Extracted data entries
========================================
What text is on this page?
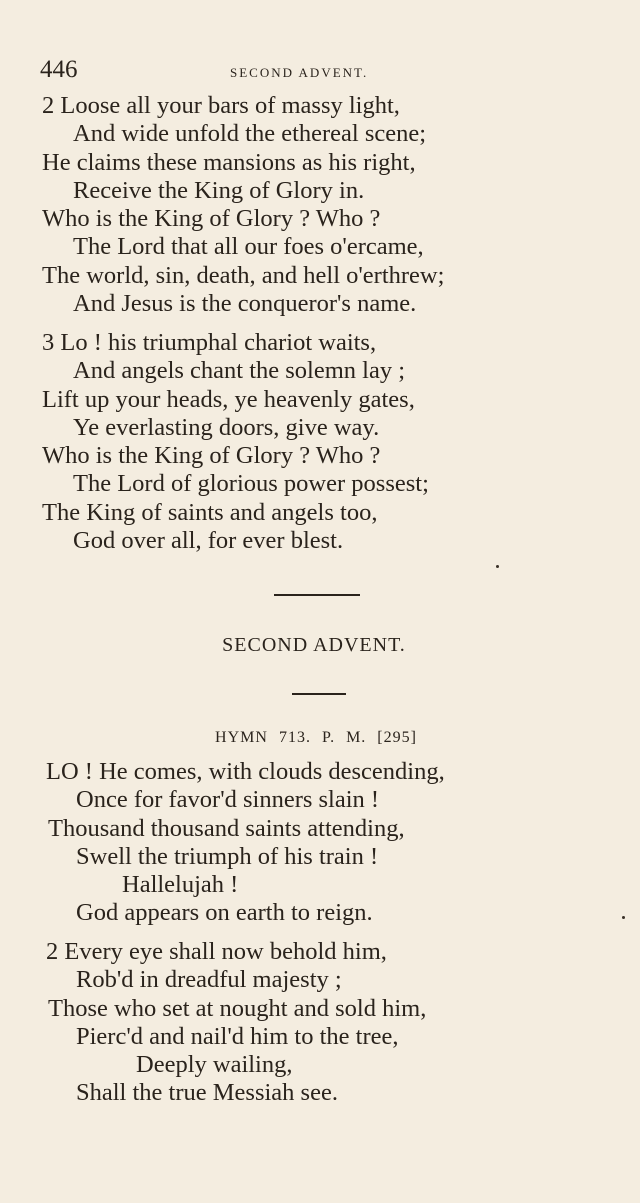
446	SECOND ADVENT.
2 Loose all your bars of massy light,
And wide unfold the ethereal scene;
He claims these mansions as his right,
Receive the King of Glory in.
Who is the King of Glory ? Who ?
The Lord that all our foes o'ercame,
The world, sin, death, and hell o'erthrew;
And Jesus is the conqueror's name.
3 Lo ! his triumphal chariot waits,
And angels chant the solemn lay ;
Lift up your heads, ye heavenly gates,
Ye everlasting doors, give way.
Who is the King of Glory ? Who ?
The Lord of glorious power possest;
The King of saints and angels too,
God over all, for ever blest.
SECOND ADVENT.
HYMN 713. P. M. [295]
LO ! He comes, with clouds descending,
Once for favor'd sinners slain !
Thousand thousand saints attending,
Swell the triumph of his train !
Hallelujah !
God appears on earth to reign.
2 Every eye shall now behold him,
Rob'd in dreadful majesty ;
Those who set at nought and sold him,
Pierc'd and nail'd him to the tree,
Deeply wailing,
Shall the true Messiah see.
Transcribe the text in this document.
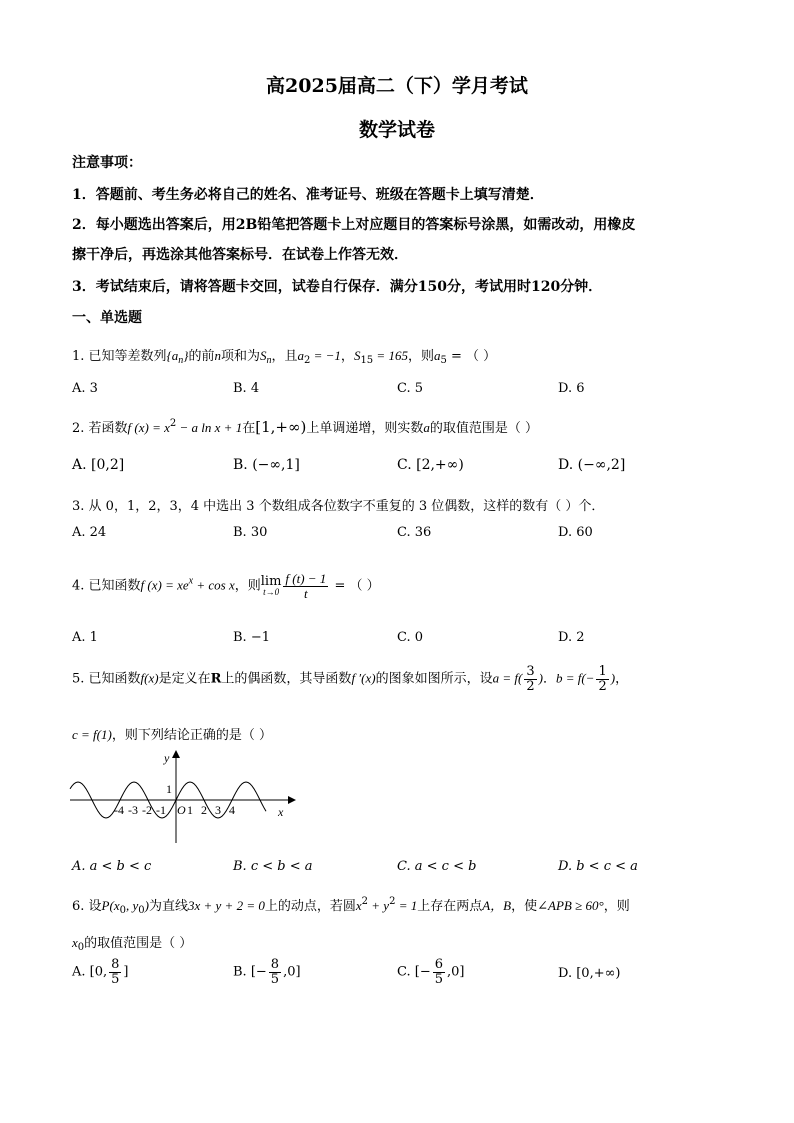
高2025届高二（下）学月考试
数学试卷
注意事项：
1．答题前、考生务必将自己的姓名、准考证号、班级在答题卡上填写清楚．
2．每小题选出答案后，用2B铅笔把答题卡上对应题目的答案标号涂黑，如需改动，用橡皮
擦干净后，再选涂其他答案标号．在试卷上作答无效．
3．考试结束后，请将答题卡交回，试卷自行保存．满分150分，考试用时120分钟．
一、单选题
1. 已知等差数列$\{a_n\}$的前n项和为$S_n$，且$a_2 = -1$，$S_{15} = 165$，则$a_5$ = （ ）
A. 3	B. 4	C. 5	D. 6
2. 若函数f $(x) = x^2 - a$ ln x + 1在[1,+∞)上单调递增，则实数a的取值范围是（ ）
A. [0,2]	B. (−∞,1]	C. [2,+∞)	D. (−∞,2]
3. 从 0，1，2，3，4 中选出 3 个数组成各位数字不重复的 3 位偶数，这样的数有（ ）个．
A. 24	B. 30	C. 36	D. 60
4. 已知函数f $(x) = xe^x + \cos x$，则lim
$t\to 0 \frac{f (t) - 1}{t}$ = （ ）
A. 1	B. −1	C. 0	D. 2
5. 已知函数f(x)是定义在R上的偶函数，其导函数f ′(x)的图象如图所示，设$a = f( \frac{3}{2}$ )．$b = f(- \frac{1}{2}$ )，
c = f(1)，则下列结论正确的是（ ）
y
x
1
O
-4 -3 -2 -1 1 2 3 4
A. a < b < c	B. c < b < a	C. a < c < b	D. b < c < a
6. 设$P(x_0$, $y_0$)为直线3x + y + 2 = 0上的动点，若圆$x^2 + y^2 = 1$上存在两点A，B，使∠APB ≥ 60°，则
$x_0$的取值范围是（ ）
A. [0, $\frac{8}{5}$ ]	B. [− $\frac{8}{5} ,0$]	C. [− $\frac{6}{5} ,0$]	D. [0,+∞)
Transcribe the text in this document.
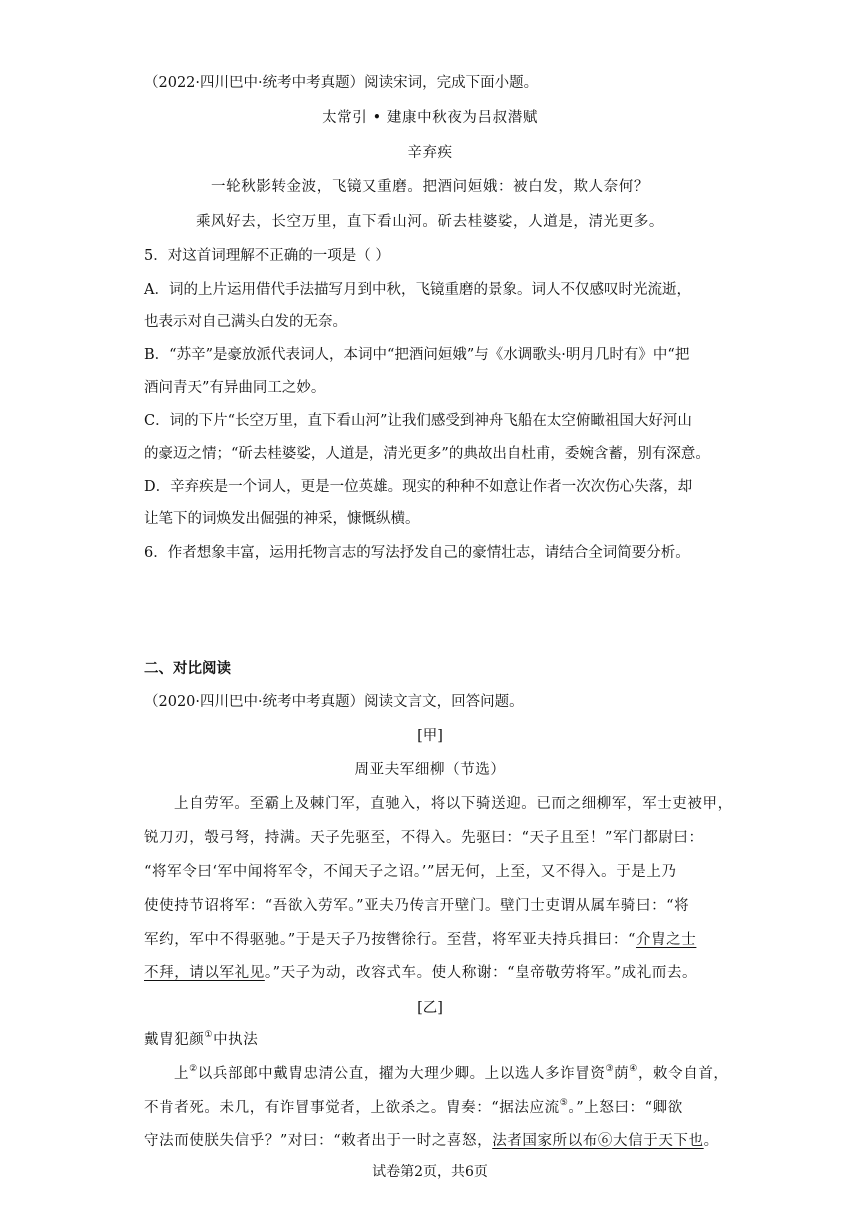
（2022·四川巴中·统考中考真题）阅读宋词，完成下面小题。
太常引 • 建康中秋夜为吕叔潜赋
辛弃疾
一轮秋影转金波，飞镜又重磨。把酒问姮娥：被白发，欺人奈何？
乘风好去，长空万里，直下看山河。斫去桂婆娑，人道是，清光更多。
5．对这首词理解不正确的一项是（ ）
A．词的上片运用借代手法描写月到中秋，飞镜重磨的景象。词人不仅感叹时光流逝，
也表示对自己满头白发的无奈。
B．“苏辛”是豪放派代表词人，本词中“把酒问姮娥”与《水调歌头·明月几时有》中“把
酒问青天”有异曲同工之妙。
C．词的下片“长空万里，直下看山河”让我们感受到神舟飞船在太空俯瞰祖国大好河山
的豪迈之情；“斫去桂婆娑，人道是，清光更多”的典故出自杜甫，委婉含蓄，别有深意。
D．辛弃疾是一个词人，更是一位英雄。现实的种种不如意让作者一次次伤心失落，却
让笔下的词焕发出倔强的神采，慷慨纵横。
6．作者想象丰富，运用托物言志的写法抒发自己的豪情壮志，请结合全词简要分析。
二、对比阅读
（2020·四川巴中·统考中考真题）阅读文言文，回答问题。
[甲]
周亚夫军细柳（节选）
上自劳军。至霸上及棘门军，直驰入，将以下骑送迎。已而之细柳军，军士吏被甲，
锐刀刃，彀弓弩，持满。天子先驱至，不得入。先驱曰：“天子且至！”军门都尉曰：
“将军令曰‘军中闻将军令，不闻天子之诏。’”居无何，上至，又不得入。于是上乃
使使持节诏将军：“吾欲入劳军。”亚夫乃传言开壁门。壁门士吏谓从属车骑曰：“将
军约，军中不得驱驰。”于是天子乃按辔徐行。至营，将军亚夫持兵揖曰：“介胄之士
不拜，请以军礼见。”天子为动，改容式车。使人称谢：“皇帝敬劳将军。”成礼而去。
[乙]
戴胄犯颜①中执法
上②以兵部郎中戴胄忠清公直，擢为大理少卿。上以选人多诈冒资③荫④，敕令自首，
不肯者死。未几，有诈冒事觉者，上欲杀之。胄奏：“据法应流⑤。”上怒曰：“卿欲
守法而使朕失信乎？”对曰：“敕者出于一时之喜怒，法者国家所以布⑥大信于天下也。
试卷第2页，共6页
========================================
_Instructions for the task_: All the records above need to be given again word for word. Skip the pictures.

_Response for this exercise_:
What text is on this page?
446	SECOND ADVENT.
2 Loose all your bars of massy light,
And wide unfold the ethereal scene;
He claims these mansions as his right,
Receive the King of Glory in.
Who is the King of Glory ? Who ?
The Lord that all our foes o'ercame,
The world, sin, death, and hell o'erthrew;
And Jesus is the conqueror's name.
3 Lo ! his triumphal chariot waits,
And angels chant the solemn lay ;
Lift up your heads, ye heavenly gates,
Ye everlasting doors, give way.
Who is the King of Glory ? Who ?
The Lord of glorious power possest;
The King of saints and angels too,
God over all, for ever blest.
SECOND ADVENT.
HYMN 713. P. M. [295]
LO ! He comes, with clouds descending,
Once for favor'd sinners slain !
Thousand thousand saints attending,
Swell the triumph of his train !
Hallelujah !
God appears on earth to reign.
2 Every eye shall now behold him,
Rob'd in dreadful majesty ;
Those who set at nought and sold him,
Pierc'd and nail'd him to the tree,
Deeply wailing,
Shall the true Messiah see.
Transcribe the text in this document.
高2025届高二（下）学月考试
数学试卷
注意事项：
1．答题前、考生务必将自己的姓名、准考证号、班级在答题卡上填写清楚．
2．每小题选出答案后，用2B铅笔把答题卡上对应题目的答案标号涂黑，如需改动，用橡皮
擦干净后，再选涂其他答案标号．在试卷上作答无效．
3．考试结束后，请将答题卡交回，试卷自行保存．满分150分，考试用时120分钟．
一、单选题
1. 已知等差数列$\{a_n\}$的前n项和为$S_n$，且$a_2 = -1$，$S_{15} = 165$，则$a_5$ = （ ）
A. 3	B. 4	C. 5	D. 6
2. 若函数f $(x) = x^2 - a$ ln x + 1在[1,+∞)上单调递增，则实数a的取值范围是（ ）
A. [0,2]	B. (−∞,1]	C. [2,+∞)	D. (−∞,2]
3. 从 0，1，2，3，4 中选出 3 个数组成各位数字不重复的 3 位偶数，这样的数有（ ）个．
A. 24	B. 30	C. 36	D. 60
4. 已知函数f $(x) = xe^x + \cos x$，则lim
$t\to 0 \frac{f (t) - 1}{t}$ = （ ）
A. 1	B. −1	C. 0	D. 2
5. 已知函数f(x)是定义在R上的偶函数，其导函数f ′(x)的图象如图所示，设$a = f( \frac{3}{2}$ )．$b = f(- \frac{1}{2}$ )，
c = f(1)，则下列结论正确的是（ ）
y
x
1
O
-4 -3 -2 -1 1 2 3 4
A. a < b < c	B. c < b < a	C. a < c < b	D. b < c < a
6. 设$P(x_0$, $y_0$)为直线3x + y + 2 = 0上的动点，若圆$x^2 + y^2 = 1$上存在两点A，B，使∠APB ≥ 60°，则
$x_0$的取值范围是（ ）
A. [0, $\frac{8}{5}$ ]	B. [− $\frac{8}{5} ,0$]	C. [− $\frac{6}{5} ,0$]	D. [0,+∞)
Transcribe the text in this document.
（2022·四川巴中·统考中考真题）阅读宋词，完成下面小题。
太常引 • 建康中秋夜为吕叔潜赋
辛弃疾
一轮秋影转金波，飞镜又重磨。把酒问姮娥：被白发，欺人奈何？
乘风好去，长空万里，直下看山河。斫去桂婆娑，人道是，清光更多。
5．对这首词理解不正确的一项是（ ）
A．词的上片运用借代手法描写月到中秋，飞镜重磨的景象。词人不仅感叹时光流逝，
也表示对自己满头白发的无奈。
B．“苏辛”是豪放派代表词人，本词中“把酒问姮娥”与《水调歌头·明月几时有》中“把
酒问青天”有异曲同工之妙。
C．词的下片“长空万里，直下看山河”让我们感受到神舟飞船在太空俯瞰祖国大好河山
的豪迈之情；“斫去桂婆娑，人道是，清光更多”的典故出自杜甫，委婉含蓄，别有深意。
D．辛弃疾是一个词人，更是一位英雄。现实的种种不如意让作者一次次伤心失落，却
让笔下的词焕发出倔强的神采，慷慨纵横。
6．作者想象丰富，运用托物言志的写法抒发自己的豪情壮志，请结合全词简要分析。
二、对比阅读
（2020·四川巴中·统考中考真题）阅读文言文，回答问题。
[甲]
周亚夫军细柳（节选）
上自劳军。至霸上及棘门军，直驰入，将以下骑送迎。已而之细柳军，军士吏被甲，
锐刀刃，彀弓弩，持满。天子先驱至，不得入。先驱曰：“天子且至！”军门都尉曰：
“将军令曰‘军中闻将军令，不闻天子之诏。’”居无何，上至，又不得入。于是上乃
使使持节诏将军：“吾欲入劳军。”亚夫乃传言开壁门。壁门士吏谓从属车骑曰：“将
军约，军中不得驱驰。”于是天子乃按辔徐行。至营，将军亚夫持兵揖曰：“介胄之士
不拜，请以军礼见。”天子为动，改容式车。使人称谢：“皇帝敬劳将军。”成礼而去。
[乙]
戴胄犯颜①中执法
上②以兵部郎中戴胄忠清公直，擢为大理少卿。上以选人多诈冒资③荫④，敕令自首，
不肯者死。未几，有诈冒事觉者，上欲杀之。胄奏：“据法应流⑤。”上怒曰：“卿欲
守法而使朕失信乎？”对曰：“敕者出于一时之喜怒，法者国家所以布⑥大信于天下也。
试卷第2页，共6页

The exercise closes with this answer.